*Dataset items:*
[start]

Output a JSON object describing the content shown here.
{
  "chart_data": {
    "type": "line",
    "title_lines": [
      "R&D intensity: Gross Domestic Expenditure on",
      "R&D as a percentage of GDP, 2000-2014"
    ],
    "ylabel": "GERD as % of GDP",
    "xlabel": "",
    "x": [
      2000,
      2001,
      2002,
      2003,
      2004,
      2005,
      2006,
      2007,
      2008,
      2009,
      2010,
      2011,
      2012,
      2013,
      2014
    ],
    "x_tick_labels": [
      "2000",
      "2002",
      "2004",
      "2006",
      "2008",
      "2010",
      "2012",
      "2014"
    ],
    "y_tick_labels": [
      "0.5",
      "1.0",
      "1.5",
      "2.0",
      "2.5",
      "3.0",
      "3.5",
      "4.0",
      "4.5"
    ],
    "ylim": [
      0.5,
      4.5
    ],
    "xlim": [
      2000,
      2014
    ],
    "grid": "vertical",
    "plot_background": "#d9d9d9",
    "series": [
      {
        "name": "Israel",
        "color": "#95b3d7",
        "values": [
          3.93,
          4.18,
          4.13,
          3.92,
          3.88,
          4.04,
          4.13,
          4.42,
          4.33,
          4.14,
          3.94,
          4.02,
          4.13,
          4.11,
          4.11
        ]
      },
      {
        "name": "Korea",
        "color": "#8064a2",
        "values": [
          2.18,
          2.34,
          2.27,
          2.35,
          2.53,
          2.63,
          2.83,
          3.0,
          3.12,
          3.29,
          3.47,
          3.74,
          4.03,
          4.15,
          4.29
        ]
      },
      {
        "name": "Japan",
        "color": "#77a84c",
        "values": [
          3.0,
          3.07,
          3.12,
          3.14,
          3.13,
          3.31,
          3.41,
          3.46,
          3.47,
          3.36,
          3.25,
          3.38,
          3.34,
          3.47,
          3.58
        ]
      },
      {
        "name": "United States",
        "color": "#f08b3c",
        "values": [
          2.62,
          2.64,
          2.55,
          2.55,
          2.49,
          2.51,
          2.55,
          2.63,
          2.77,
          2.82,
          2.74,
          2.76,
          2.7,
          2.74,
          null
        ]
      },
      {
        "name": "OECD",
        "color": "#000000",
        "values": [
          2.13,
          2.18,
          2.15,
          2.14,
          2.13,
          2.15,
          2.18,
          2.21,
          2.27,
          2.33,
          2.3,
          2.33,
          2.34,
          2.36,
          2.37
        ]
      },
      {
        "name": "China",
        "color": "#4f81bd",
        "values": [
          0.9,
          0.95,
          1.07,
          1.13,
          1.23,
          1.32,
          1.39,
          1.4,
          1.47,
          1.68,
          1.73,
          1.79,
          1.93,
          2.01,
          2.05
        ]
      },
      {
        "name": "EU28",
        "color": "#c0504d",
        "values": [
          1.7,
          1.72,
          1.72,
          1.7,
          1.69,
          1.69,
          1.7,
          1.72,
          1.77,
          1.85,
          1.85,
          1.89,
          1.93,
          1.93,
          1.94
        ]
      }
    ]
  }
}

[end]

*OBJECTIVE:* Of all the lines in the entries, how many contain the word "color"? Give only the number.

*RESPONSE FOR THIS EXERCISE:* 7